[Records about charts and figures]
--------------------
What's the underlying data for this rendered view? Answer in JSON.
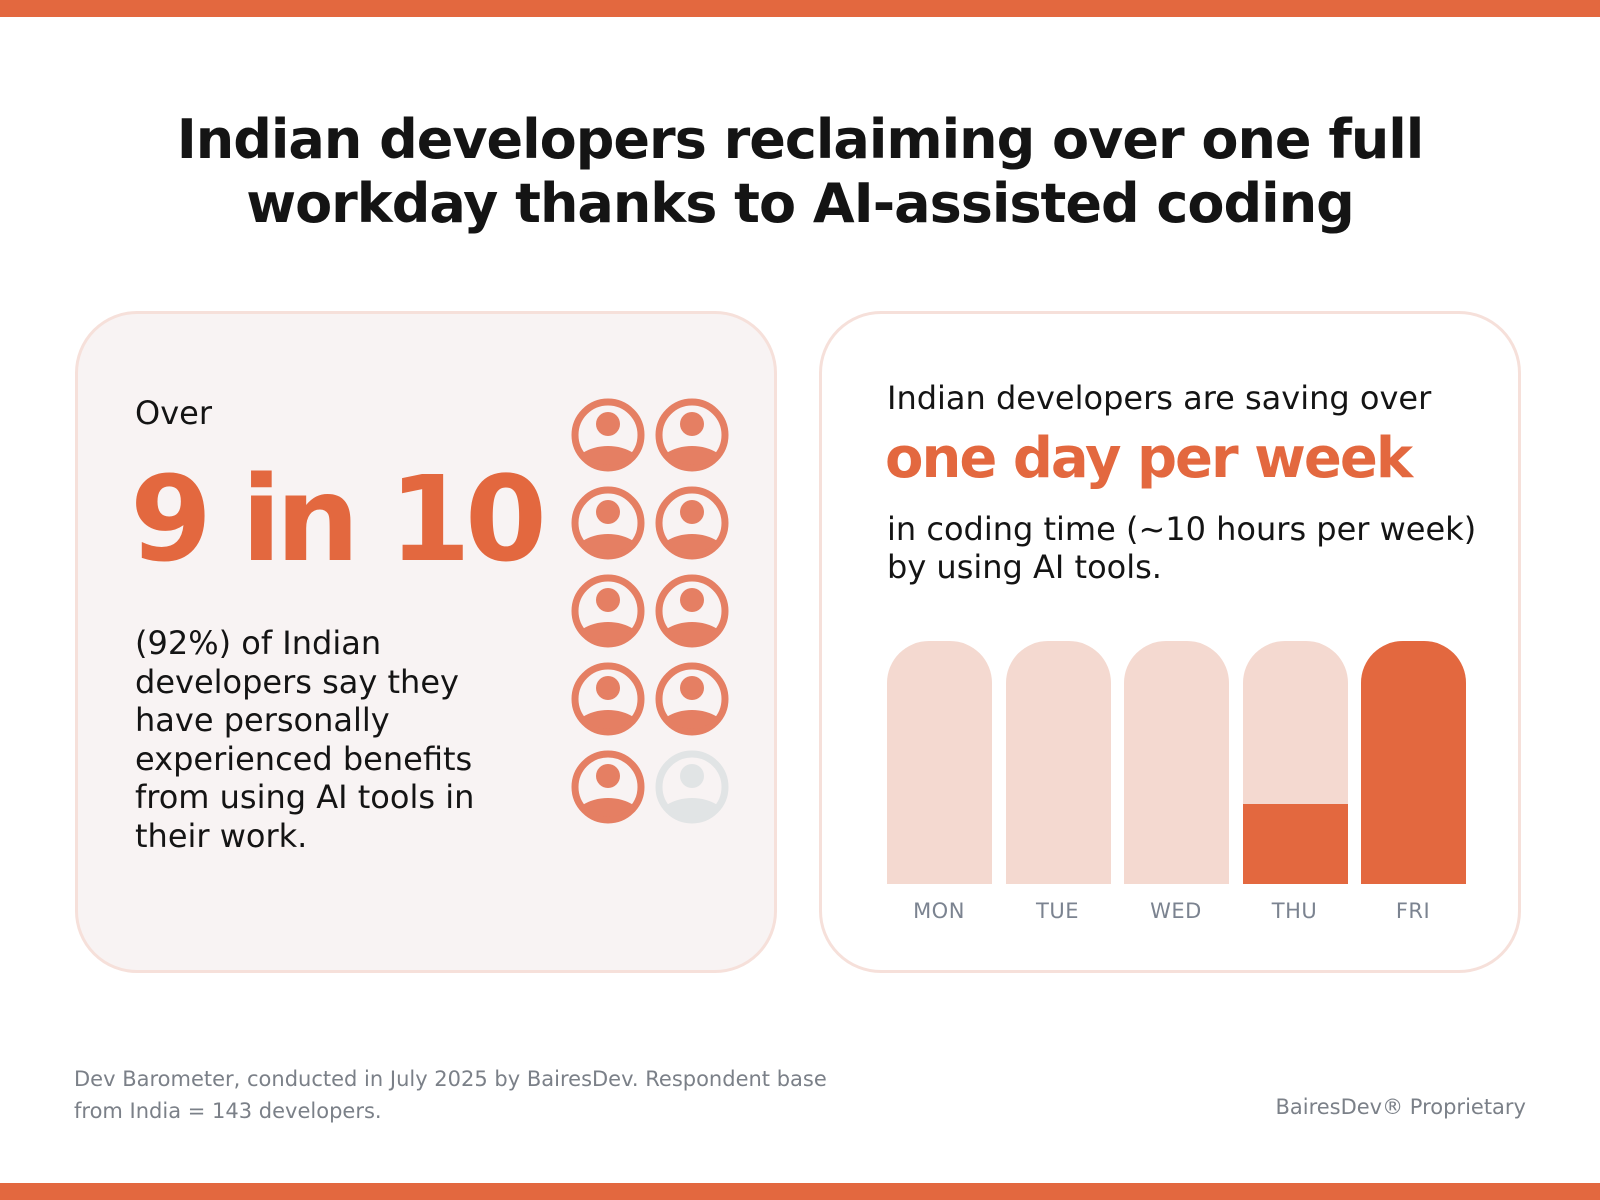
{
  "title": [
    "Indian developers reclaiming over one full",
    "workday thanks to AI-assisted coding"
  ],
  "colors": {
    "accent": "#e3683f",
    "accent_light": "#f4d9d0",
    "icon_inactive": "#e1e4e5",
    "left_card_bg": "#f8f3f3"
  },
  "left_card": {
    "over": "Over",
    "stat": "9 in 10",
    "description": "(92%) of Indian developers say they have personally experienced benefits from using AI tools in their work.",
    "icon_name": "person-circle-icon",
    "icons_total": 10,
    "icons_active": 9
  },
  "right_card": {
    "intro": "Indian developers are saving over",
    "highlight": "one day per week",
    "description": "in coding time (~10 hours per week) by using AI tools."
  },
  "chart_data": {
    "type": "bar",
    "categories": [
      "MON",
      "TUE",
      "WED",
      "THU",
      "FRI"
    ],
    "values": [
      0,
      0,
      0,
      0.33,
      1
    ],
    "ylim": [
      0,
      1
    ]
  },
  "footer": {
    "source_lines": [
      "Dev Barometer, conducted in July 2025 by BairesDev. Respondent base",
      "from India = 143 developers."
    ],
    "proprietary": "BairesDev® Proprietary"
  }
}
--------------------
◆ **Challenge**: Leave out the pictures and copy every record above exactly.

◆ **The answer**:
What's the underlying data for this rendered view? Answer in JSON.
{
  "title": [
    "Indian developers reclaiming over one full",
    "workday thanks to AI-assisted coding"
  ],
  "colors": {
    "accent": "#e3683f",
    "accent_light": "#f4d9d0",
    "icon_inactive": "#e1e4e5",
    "left_card_bg": "#f8f3f3"
  },
  "left_card": {
    "over": "Over",
    "stat": "9 in 10",
    "description": "(92%) of Indian developers say they have personally experienced benefits from using AI tools in their work.",
    "icon_name": "person-circle-icon",
    "icons_total": 10,
    "icons_active": 9
  },
  "right_card": {
    "intro": "Indian developers are saving over",
    "highlight": "one day per week",
    "description": "in coding time (~10 hours per week) by using AI tools."
  },
  "chart_data": {
    "type": "bar",
    "categories": [
      "MON",
      "TUE",
      "WED",
      "THU",
      "FRI"
    ],
    "values": [
      0,
      0,
      0,
      0.33,
      1
    ],
    "ylim": [
      0,
      1
    ]
  },
  "footer": {
    "source_lines": [
      "Dev Barometer, conducted in July 2025 by BairesDev. Respondent base",
      "from India = 143 developers."
    ],
    "proprietary": "BairesDev® Proprietary"
  }
}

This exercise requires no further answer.